-- begin --

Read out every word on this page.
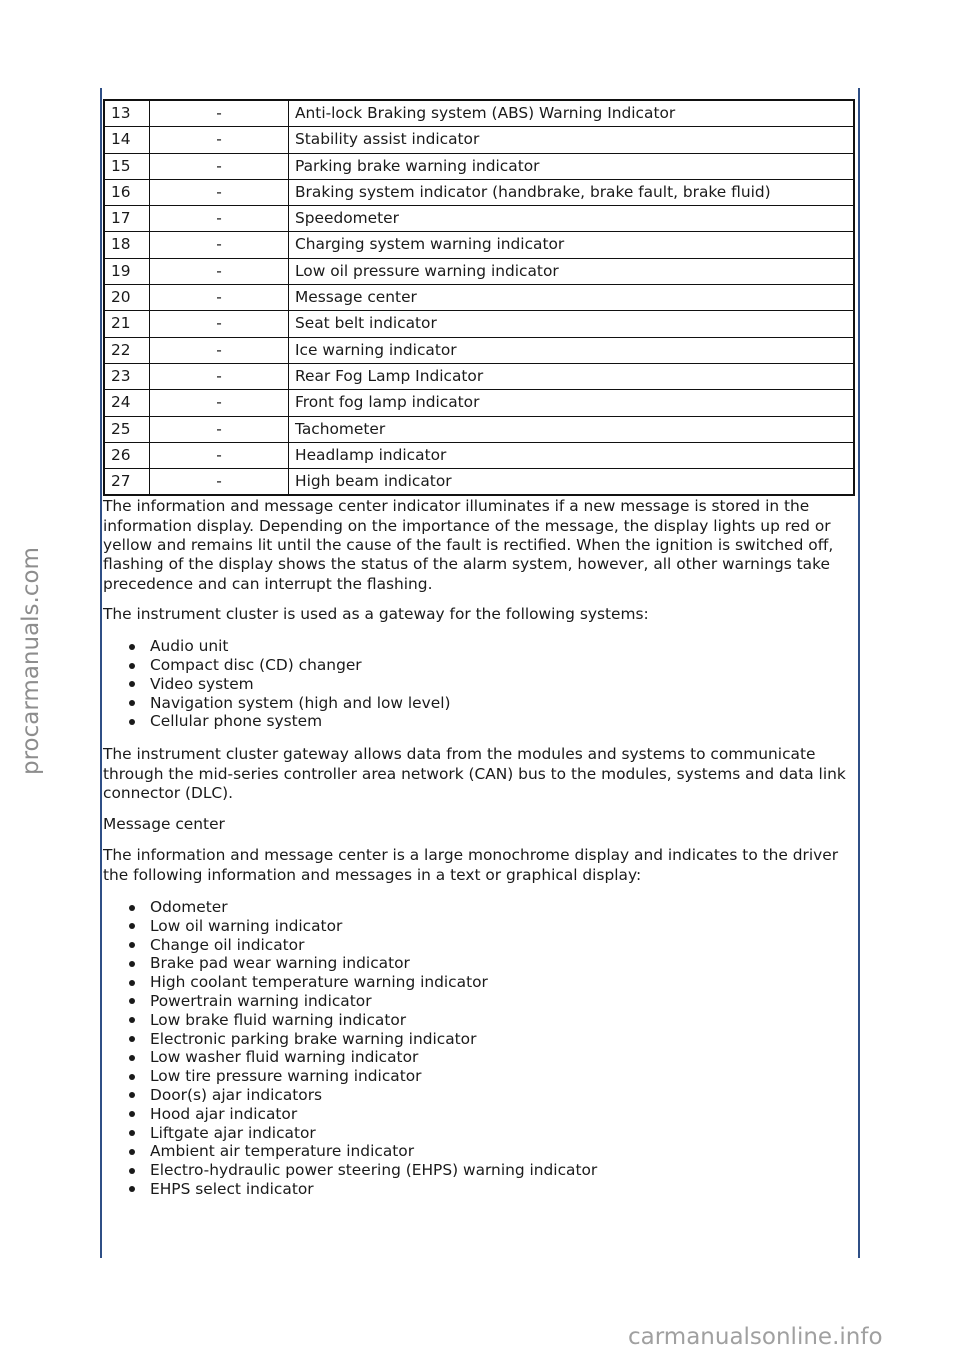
procarmanuals.com
carmanualsonline.info
13	-	Anti-lock Braking system (ABS) Warning Indicator
14	-	Stability assist indicator
15	-	Parking brake warning indicator
16	-	Braking system indicator (handbrake, brake fault, brake fluid)
17	-	Speedometer
18	-	Charging system warning indicator
19	-	Low oil pressure warning indicator
20	-	Message center
21	-	Seat belt indicator
22	-	Ice warning indicator
23	-	Rear Fog Lamp Indicator
24	-	Front fog lamp indicator
25	-	Tachometer
26	-	Headlamp indicator
27	-	High beam indicator

The information and message center indicator illuminates if a new message is stored in the information display. Depending on the importance of the message, the display lights up red or yellow and remains lit until the cause of the fault is rectified. When the ignition is switched off, flashing of the display shows the status of the alarm system, however, all other warnings take precedence and can interrupt the flashing.

The instrument cluster is used as a gateway for the following systems:

Audio unit
Compact disc (CD) changer
Video system
Navigation system (high and low level)
Cellular phone system

The instrument cluster gateway allows data from the modules and systems to communicate through the mid-series controller area network (CAN) bus to the modules, systems and data link connector (DLC).

Message center

The information and message center is a large monochrome display and indicates to the driver the following information and messages in a text or graphical display:

Odometer
Low oil warning indicator
Change oil indicator
Brake pad wear warning indicator
High coolant temperature warning indicator
Powertrain warning indicator
Low brake fluid warning indicator
Electronic parking brake warning indicator
Low washer fluid warning indicator
Low tire pressure warning indicator
Door(s) ajar indicators
Hood ajar indicator
Liftgate ajar indicator
Ambient air temperature indicator
Electro-hydraulic power steering (EHPS) warning indicator
EHPS select indicator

-- end --

Task to complete: Copy every line that includes the string "center" from the material above.

Response:
20	-	Message center
The information and message center indicator illuminates if a new message is stored in the information display. Depending on the importance of the message, the display lights up red or yellow and remains lit until the cause of the fault is rectified. When the ignition is switched off, flashing of the display shows the status of the alarm system, however, all other warnings take precedence and can interrupt the flashing.
Message center
The information and message center is a large monochrome display and indicates to the driver the following information and messages in a text or graphical display:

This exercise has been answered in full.